#### Task prompt
Please retype the data in full and exactly; the pictures are not part of the copy.

#### Listing
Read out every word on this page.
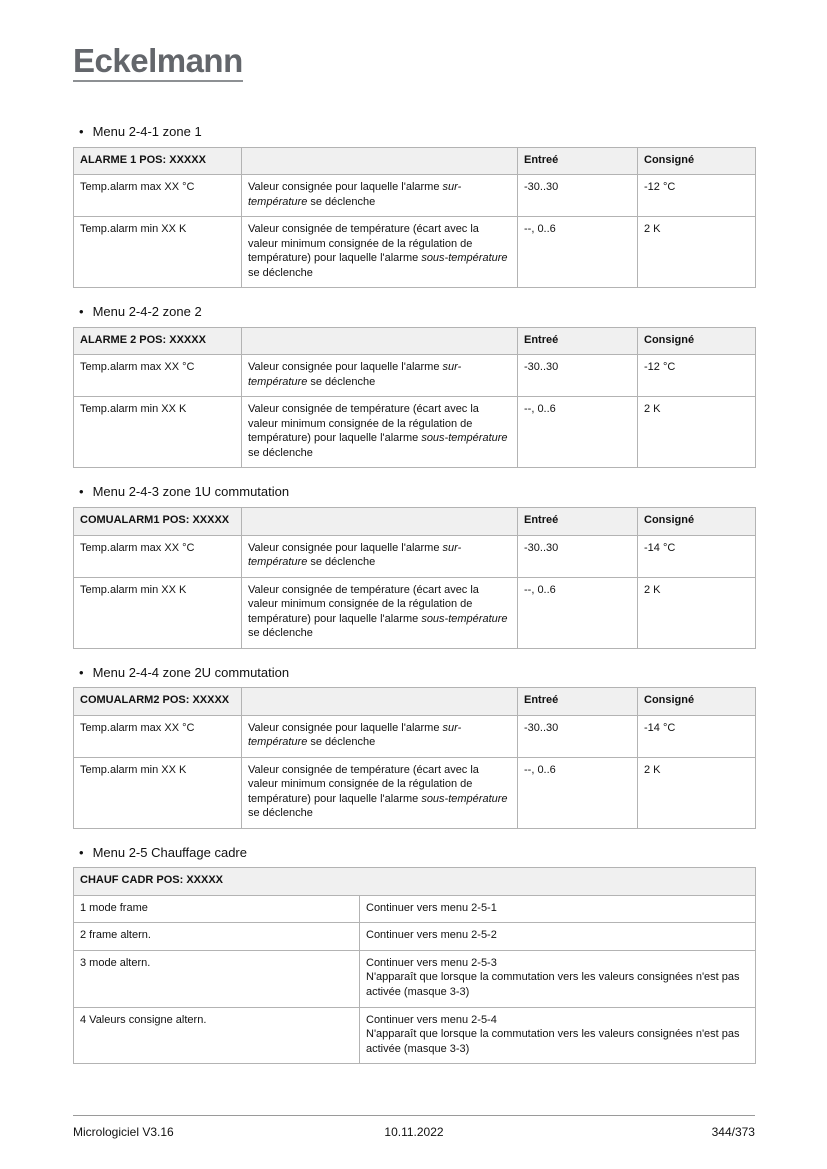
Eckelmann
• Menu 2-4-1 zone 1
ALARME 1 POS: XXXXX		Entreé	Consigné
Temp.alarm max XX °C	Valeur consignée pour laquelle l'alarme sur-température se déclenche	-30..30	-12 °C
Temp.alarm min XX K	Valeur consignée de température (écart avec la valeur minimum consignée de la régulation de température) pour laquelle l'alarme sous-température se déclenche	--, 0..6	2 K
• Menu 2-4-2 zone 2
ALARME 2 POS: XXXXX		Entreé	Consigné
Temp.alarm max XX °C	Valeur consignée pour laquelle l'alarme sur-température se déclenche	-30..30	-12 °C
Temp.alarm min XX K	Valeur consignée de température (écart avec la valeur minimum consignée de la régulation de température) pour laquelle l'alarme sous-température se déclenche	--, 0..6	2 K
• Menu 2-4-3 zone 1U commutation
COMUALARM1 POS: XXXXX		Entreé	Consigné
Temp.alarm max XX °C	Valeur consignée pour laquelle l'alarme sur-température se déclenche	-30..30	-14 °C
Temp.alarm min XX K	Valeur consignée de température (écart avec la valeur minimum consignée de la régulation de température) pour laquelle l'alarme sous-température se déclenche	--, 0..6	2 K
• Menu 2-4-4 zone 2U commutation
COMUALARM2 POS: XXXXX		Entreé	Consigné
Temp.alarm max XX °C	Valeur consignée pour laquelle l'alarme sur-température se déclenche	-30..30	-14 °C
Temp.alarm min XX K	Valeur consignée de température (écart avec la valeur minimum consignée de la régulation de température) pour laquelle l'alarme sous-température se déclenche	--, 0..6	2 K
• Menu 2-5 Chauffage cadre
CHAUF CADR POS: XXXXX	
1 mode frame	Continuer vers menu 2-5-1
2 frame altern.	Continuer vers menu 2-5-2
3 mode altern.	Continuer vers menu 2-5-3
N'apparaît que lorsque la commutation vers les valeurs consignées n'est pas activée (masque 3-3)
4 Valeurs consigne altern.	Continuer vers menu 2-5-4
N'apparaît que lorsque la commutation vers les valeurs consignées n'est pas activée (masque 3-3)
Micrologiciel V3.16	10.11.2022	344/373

#### Result of the exercise
Read out every word on this page.
Eckelmann
• Menu 2-4-1 zone 1
ALARME 1 POS: XXXXX		Entreé	Consigné
Temp.alarm max XX °C	Valeur consignée pour laquelle l'alarme sur-température se déclenche	-30..30	-12 °C
Temp.alarm min XX K	Valeur consignée de température (écart avec la valeur minimum consignée de la régulation de température) pour laquelle l'alarme sous-température se déclenche	--, 0..6	2 K
• Menu 2-4-2 zone 2
ALARME 2 POS: XXXXX		Entreé	Consigné
Temp.alarm max XX °C	Valeur consignée pour laquelle l'alarme sur-température se déclenche	-30..30	-12 °C
Temp.alarm min XX K	Valeur consignée de température (écart avec la valeur minimum consignée de la régulation de température) pour laquelle l'alarme sous-température se déclenche	--, 0..6	2 K
• Menu 2-4-3 zone 1U commutation
COMUALARM1 POS: XXXXX		Entreé	Consigné
Temp.alarm max XX °C	Valeur consignée pour laquelle l'alarme sur-température se déclenche	-30..30	-14 °C
Temp.alarm min XX K	Valeur consignée de température (écart avec la valeur minimum consignée de la régulation de température) pour laquelle l'alarme sous-température se déclenche	--, 0..6	2 K
• Menu 2-4-4 zone 2U commutation
COMUALARM2 POS: XXXXX		Entreé	Consigné
Temp.alarm max XX °C	Valeur consignée pour laquelle l'alarme sur-température se déclenche	-30..30	-14 °C
Temp.alarm min XX K	Valeur consignée de température (écart avec la valeur minimum consignée de la régulation de température) pour laquelle l'alarme sous-température se déclenche	--, 0..6	2 K
• Menu 2-5 Chauffage cadre
CHAUF CADR POS: XXXXX	
1 mode frame	Continuer vers menu 2-5-1
2 frame altern.	Continuer vers menu 2-5-2
3 mode altern.	Continuer vers menu 2-5-3
N'apparaît que lorsque la commutation vers les valeurs consignées n'est pas activée (masque 3-3)
4 Valeurs consigne altern.	Continuer vers menu 2-5-4
N'apparaît que lorsque la commutation vers les valeurs consignées n'est pas activée (masque 3-3)
Micrologiciel V3.16	10.11.2022	344/373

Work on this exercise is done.